--- START EXERCISE INPUT ---
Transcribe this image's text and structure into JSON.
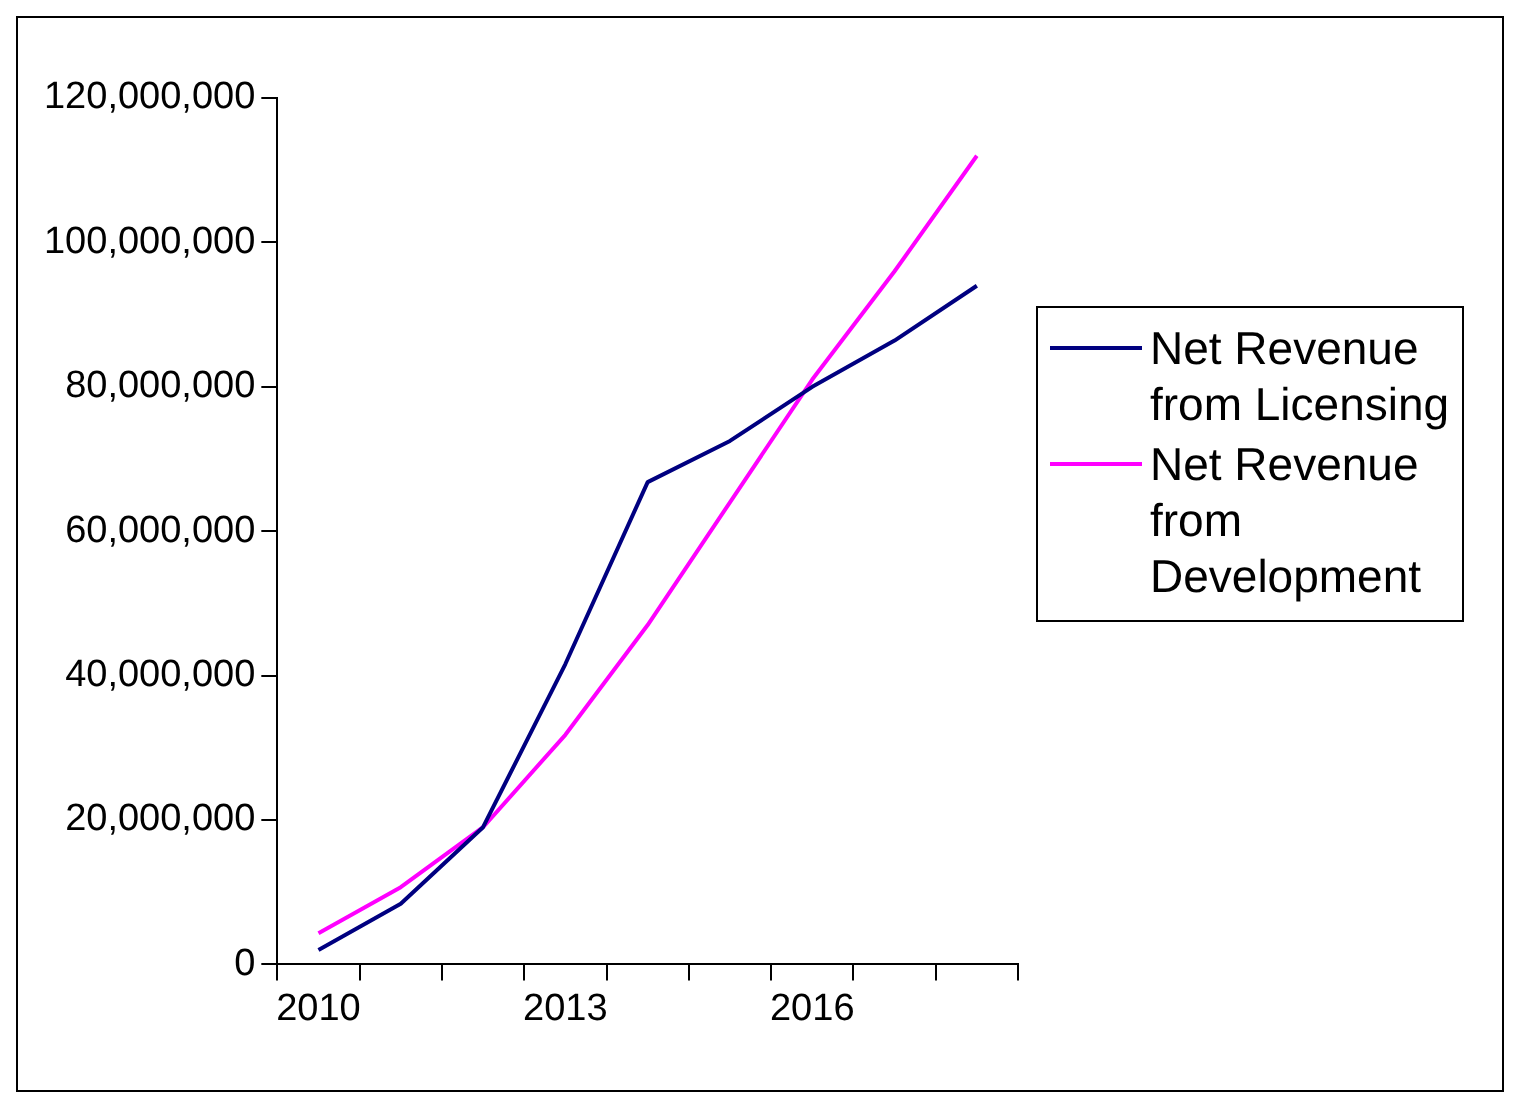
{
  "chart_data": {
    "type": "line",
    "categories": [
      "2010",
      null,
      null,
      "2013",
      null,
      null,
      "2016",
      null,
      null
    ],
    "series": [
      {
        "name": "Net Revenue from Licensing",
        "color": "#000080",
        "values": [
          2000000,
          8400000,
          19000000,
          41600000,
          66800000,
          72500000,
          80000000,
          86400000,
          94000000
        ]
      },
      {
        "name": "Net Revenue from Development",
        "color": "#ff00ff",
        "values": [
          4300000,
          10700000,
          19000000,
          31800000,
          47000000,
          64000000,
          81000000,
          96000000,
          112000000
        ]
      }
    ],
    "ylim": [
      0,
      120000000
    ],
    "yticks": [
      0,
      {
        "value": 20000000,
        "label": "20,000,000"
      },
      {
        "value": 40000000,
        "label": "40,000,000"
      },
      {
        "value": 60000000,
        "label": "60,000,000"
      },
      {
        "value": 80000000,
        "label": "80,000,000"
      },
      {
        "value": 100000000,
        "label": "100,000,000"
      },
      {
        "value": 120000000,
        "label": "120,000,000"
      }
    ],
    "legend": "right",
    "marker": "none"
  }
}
--- END EXERCISE INPUT ---
--- START EXERCISE INPUT ---
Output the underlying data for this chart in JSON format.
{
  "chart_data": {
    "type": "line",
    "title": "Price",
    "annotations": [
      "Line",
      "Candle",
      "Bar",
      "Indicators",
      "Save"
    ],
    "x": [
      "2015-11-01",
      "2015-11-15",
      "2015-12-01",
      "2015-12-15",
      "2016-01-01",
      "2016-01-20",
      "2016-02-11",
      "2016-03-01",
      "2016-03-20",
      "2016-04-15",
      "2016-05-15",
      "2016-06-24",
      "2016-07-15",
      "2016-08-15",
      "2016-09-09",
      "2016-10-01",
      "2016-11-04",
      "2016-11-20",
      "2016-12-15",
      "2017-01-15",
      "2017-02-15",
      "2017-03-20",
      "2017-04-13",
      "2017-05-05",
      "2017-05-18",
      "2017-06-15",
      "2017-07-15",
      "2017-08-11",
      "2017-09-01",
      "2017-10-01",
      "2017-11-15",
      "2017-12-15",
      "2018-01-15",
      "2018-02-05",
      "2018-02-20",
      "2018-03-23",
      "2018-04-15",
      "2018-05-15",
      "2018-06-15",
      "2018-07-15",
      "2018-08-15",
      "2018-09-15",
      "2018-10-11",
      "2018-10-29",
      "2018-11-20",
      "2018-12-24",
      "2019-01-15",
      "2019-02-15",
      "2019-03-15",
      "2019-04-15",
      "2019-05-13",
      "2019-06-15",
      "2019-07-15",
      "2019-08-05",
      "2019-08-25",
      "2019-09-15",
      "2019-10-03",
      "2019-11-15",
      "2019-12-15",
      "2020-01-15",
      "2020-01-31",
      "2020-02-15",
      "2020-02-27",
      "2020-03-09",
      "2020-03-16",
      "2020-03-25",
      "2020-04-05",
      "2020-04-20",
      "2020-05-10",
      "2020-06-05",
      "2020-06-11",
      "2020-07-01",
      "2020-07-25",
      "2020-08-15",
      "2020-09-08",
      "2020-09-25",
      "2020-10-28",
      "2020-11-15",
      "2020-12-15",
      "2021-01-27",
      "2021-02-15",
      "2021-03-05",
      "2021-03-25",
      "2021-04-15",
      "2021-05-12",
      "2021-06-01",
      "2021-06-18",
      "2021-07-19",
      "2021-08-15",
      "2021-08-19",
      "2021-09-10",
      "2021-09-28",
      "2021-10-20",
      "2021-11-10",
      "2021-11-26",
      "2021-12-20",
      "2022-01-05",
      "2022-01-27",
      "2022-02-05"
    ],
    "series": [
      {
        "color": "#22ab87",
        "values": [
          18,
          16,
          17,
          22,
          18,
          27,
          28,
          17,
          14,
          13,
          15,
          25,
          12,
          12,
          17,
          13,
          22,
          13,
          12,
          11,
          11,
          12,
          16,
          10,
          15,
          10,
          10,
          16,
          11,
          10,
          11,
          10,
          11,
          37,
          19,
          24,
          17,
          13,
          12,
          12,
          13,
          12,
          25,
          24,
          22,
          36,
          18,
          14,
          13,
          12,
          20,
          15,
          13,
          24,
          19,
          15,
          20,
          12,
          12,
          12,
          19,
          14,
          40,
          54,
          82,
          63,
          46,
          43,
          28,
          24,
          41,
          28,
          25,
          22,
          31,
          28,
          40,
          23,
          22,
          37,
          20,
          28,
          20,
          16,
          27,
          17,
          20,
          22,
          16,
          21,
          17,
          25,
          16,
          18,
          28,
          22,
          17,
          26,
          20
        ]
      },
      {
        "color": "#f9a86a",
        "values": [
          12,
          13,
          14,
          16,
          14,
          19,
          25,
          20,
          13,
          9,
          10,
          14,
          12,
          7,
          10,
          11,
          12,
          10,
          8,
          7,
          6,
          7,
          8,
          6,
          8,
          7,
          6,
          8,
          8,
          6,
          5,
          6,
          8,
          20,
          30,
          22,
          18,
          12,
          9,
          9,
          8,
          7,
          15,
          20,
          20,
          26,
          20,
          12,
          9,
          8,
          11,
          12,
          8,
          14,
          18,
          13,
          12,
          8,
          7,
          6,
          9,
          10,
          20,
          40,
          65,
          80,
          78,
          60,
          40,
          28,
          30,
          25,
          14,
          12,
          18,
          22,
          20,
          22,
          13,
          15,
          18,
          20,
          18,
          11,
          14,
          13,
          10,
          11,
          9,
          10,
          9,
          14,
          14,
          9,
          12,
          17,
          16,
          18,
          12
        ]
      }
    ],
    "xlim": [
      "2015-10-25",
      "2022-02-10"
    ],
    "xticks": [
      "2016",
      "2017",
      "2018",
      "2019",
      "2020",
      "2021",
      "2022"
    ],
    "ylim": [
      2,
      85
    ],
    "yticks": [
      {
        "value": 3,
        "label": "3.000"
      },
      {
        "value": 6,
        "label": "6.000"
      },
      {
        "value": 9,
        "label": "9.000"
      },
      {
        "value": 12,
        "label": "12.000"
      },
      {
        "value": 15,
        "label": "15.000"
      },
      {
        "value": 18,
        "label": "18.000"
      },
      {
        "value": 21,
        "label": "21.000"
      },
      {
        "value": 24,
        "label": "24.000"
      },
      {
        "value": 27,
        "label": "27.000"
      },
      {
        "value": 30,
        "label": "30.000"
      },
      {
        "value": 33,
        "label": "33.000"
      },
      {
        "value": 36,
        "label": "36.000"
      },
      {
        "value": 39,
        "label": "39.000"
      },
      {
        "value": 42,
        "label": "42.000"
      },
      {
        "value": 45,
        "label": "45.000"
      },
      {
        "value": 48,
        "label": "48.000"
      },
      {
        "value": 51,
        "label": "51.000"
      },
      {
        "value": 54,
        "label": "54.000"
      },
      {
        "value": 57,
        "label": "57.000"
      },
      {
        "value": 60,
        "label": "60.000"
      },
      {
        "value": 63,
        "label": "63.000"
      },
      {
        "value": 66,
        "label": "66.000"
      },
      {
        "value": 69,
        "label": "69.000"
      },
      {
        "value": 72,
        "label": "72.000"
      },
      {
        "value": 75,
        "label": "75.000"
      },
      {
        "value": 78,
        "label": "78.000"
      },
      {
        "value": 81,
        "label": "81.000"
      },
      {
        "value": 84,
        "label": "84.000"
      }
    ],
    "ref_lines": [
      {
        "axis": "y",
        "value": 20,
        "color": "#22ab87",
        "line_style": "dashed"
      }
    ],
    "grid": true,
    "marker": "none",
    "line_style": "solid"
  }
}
--- END EXERCISE INPUT ---
--- START EXERCISE INPUT ---
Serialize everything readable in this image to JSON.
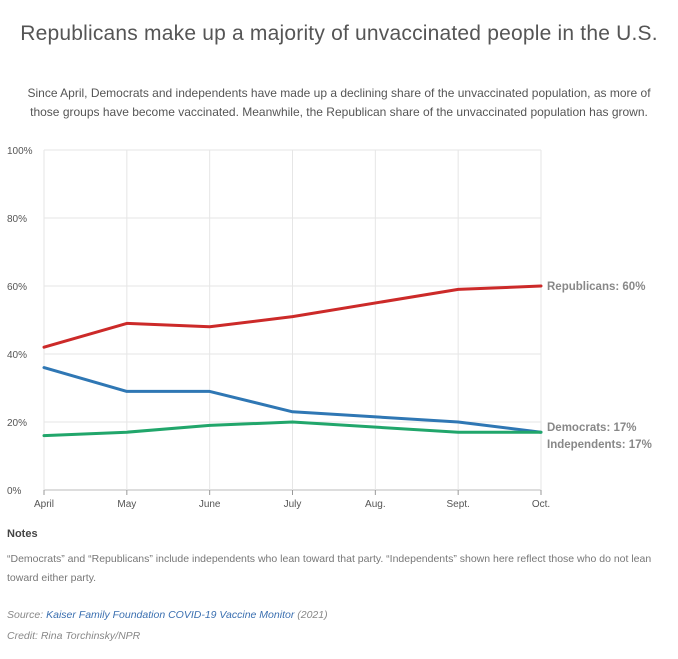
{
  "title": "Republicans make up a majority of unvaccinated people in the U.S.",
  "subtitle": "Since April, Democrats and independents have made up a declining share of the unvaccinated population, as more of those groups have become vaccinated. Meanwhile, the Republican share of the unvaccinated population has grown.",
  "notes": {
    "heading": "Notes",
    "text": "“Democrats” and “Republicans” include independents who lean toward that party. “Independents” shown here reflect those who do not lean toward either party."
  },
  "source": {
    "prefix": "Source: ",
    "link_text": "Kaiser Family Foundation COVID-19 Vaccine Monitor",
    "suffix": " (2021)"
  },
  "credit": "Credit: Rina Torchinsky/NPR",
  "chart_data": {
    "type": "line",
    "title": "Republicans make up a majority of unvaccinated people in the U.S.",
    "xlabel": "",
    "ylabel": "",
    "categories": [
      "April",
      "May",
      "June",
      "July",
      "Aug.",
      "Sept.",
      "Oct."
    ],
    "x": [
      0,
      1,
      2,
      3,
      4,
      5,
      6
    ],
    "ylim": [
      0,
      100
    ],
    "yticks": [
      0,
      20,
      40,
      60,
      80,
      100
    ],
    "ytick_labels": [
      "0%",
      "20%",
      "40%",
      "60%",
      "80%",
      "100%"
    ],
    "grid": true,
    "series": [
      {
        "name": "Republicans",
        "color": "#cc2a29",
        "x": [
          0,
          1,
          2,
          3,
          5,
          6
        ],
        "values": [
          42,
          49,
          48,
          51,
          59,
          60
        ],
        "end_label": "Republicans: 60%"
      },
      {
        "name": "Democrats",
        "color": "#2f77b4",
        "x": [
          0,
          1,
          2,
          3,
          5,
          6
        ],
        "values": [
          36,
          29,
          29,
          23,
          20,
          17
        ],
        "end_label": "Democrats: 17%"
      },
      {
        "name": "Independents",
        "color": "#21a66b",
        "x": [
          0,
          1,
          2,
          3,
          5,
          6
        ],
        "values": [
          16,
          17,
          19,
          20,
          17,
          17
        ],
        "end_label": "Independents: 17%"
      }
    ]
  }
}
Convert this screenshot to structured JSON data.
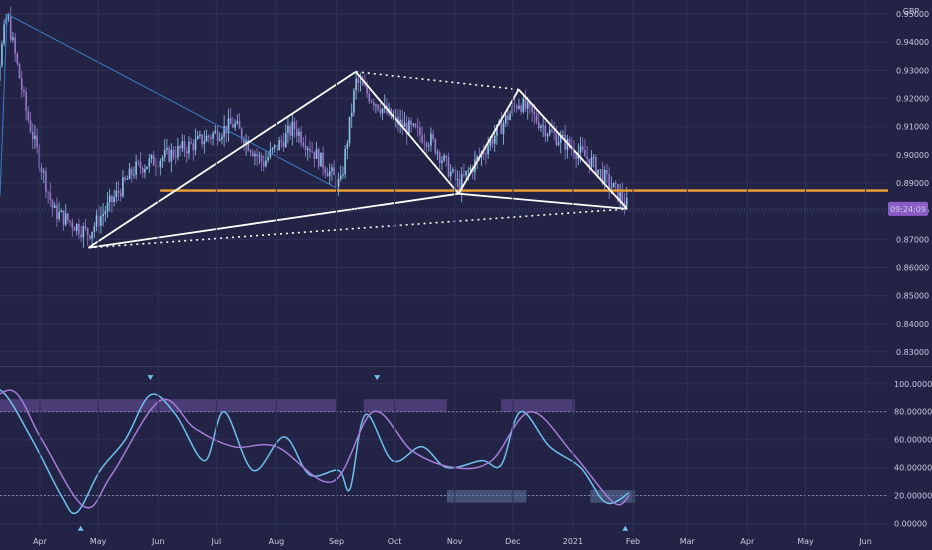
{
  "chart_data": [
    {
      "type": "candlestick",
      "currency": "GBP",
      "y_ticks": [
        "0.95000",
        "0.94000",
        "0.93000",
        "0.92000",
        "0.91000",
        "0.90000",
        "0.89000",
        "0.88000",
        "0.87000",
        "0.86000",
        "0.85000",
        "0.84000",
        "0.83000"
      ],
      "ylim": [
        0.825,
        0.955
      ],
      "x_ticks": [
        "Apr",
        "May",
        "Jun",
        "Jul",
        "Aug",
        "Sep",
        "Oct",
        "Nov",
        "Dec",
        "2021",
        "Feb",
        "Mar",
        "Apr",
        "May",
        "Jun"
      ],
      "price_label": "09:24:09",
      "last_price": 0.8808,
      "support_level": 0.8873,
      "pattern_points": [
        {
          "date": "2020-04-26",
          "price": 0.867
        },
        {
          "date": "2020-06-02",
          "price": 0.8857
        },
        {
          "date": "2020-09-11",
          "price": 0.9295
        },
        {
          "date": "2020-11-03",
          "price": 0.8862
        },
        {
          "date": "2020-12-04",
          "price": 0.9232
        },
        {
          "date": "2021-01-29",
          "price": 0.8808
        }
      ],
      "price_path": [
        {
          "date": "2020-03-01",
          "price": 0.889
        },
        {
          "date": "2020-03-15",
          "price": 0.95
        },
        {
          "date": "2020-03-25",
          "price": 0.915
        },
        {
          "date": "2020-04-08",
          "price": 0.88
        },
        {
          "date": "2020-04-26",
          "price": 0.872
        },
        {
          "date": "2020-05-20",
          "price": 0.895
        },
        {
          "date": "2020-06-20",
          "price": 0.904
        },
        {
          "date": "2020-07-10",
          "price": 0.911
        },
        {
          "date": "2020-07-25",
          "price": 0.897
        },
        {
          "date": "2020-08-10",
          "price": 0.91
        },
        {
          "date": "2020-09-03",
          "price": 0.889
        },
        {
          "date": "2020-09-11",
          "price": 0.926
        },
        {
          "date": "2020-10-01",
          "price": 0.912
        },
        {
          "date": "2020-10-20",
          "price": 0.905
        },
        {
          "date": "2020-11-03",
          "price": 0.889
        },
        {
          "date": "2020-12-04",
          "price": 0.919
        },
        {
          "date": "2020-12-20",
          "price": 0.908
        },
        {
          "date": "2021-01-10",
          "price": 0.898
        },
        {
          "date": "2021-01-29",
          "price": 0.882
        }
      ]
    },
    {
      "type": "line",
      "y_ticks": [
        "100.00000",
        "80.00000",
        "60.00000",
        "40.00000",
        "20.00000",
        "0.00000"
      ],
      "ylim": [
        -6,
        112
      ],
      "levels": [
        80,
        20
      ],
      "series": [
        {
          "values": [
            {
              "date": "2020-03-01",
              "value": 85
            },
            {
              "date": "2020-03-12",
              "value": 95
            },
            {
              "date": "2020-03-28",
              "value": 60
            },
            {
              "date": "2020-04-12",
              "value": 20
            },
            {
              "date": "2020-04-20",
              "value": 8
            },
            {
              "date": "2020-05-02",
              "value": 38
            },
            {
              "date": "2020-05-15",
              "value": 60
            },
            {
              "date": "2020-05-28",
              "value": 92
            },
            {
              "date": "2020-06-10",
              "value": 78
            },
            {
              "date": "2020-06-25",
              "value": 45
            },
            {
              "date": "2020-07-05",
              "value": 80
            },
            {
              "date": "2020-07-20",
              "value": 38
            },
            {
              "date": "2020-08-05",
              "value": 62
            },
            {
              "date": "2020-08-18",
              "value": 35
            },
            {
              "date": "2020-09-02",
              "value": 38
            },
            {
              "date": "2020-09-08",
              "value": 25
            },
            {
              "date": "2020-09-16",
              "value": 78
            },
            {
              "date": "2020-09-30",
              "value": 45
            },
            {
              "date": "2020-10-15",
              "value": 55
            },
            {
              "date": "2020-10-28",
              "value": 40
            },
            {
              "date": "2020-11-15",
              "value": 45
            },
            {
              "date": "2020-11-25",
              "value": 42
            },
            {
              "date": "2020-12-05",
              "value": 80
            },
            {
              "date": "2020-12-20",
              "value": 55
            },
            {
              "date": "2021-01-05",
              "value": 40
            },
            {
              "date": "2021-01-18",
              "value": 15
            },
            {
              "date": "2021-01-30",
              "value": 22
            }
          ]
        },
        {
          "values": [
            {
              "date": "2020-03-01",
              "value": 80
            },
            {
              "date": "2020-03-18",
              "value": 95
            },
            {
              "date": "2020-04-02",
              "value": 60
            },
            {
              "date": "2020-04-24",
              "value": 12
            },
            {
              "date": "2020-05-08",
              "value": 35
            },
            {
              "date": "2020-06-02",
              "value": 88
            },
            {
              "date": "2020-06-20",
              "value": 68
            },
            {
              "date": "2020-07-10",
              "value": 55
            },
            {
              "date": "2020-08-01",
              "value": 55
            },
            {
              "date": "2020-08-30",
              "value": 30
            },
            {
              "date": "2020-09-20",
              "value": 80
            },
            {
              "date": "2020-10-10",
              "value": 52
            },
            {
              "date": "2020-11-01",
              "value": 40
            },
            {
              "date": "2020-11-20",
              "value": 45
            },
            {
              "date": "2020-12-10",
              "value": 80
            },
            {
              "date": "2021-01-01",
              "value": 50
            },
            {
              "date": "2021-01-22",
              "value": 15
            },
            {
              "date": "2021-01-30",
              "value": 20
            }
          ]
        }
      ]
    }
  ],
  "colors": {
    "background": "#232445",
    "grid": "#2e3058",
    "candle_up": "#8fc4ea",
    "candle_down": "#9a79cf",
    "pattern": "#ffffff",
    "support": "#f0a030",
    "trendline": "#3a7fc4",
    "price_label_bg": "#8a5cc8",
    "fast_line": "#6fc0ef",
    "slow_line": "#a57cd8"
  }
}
--- END EXERCISE INPUT ---
Give only the count of lines in the data that include the string "April".

- [THE SOLUTION] 2